◆ GIVEN REQUEST
The entries below contain pictures. Retype everything except those pictures, exactly as given.

[Saved entries]
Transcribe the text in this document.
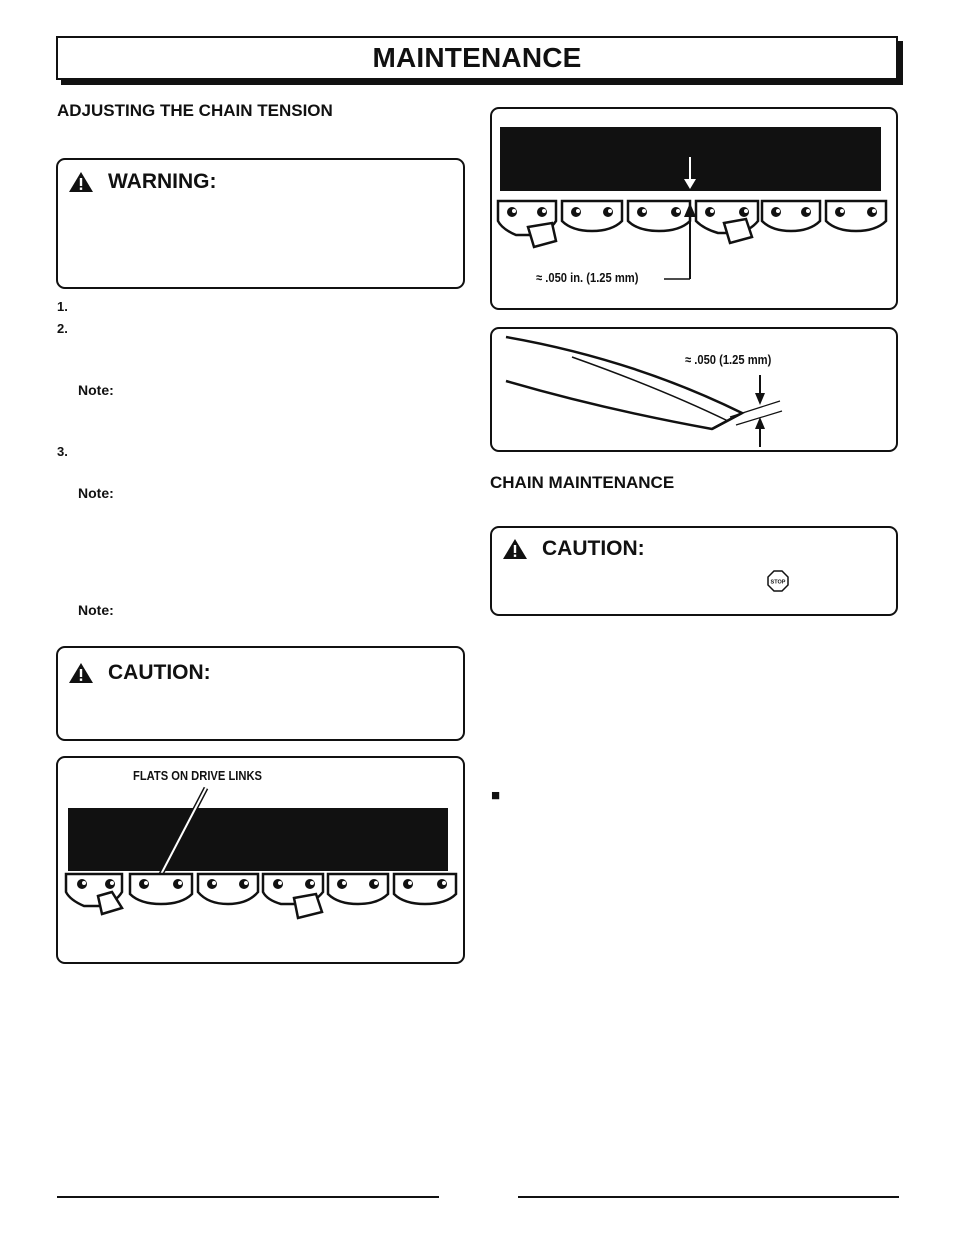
MAINTENANCE
ADJUSTING THE CHAIN TENSION
WARNING:
1.
2.
Note:
3.
Note:
Note:
CAUTION:
FLATS ON DRIVE LINKS
≈ .050 in. (1.25 mm)
≈ .050 (1.25 mm)
CHAIN MAINTENANCE
CAUTION:
STOP
■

◆ EXERCISE RESULT
Transcribe the text in this document.
MAINTENANCE
ADJUSTING THE CHAIN TENSION
WARNING:
1.
2.
Note:
3.
Note:
Note:
CAUTION:
FLATS ON DRIVE LINKS
≈ .050 in. (1.25 mm)
≈ .050 (1.25 mm)
CHAIN MAINTENANCE
CAUTION:
STOP
■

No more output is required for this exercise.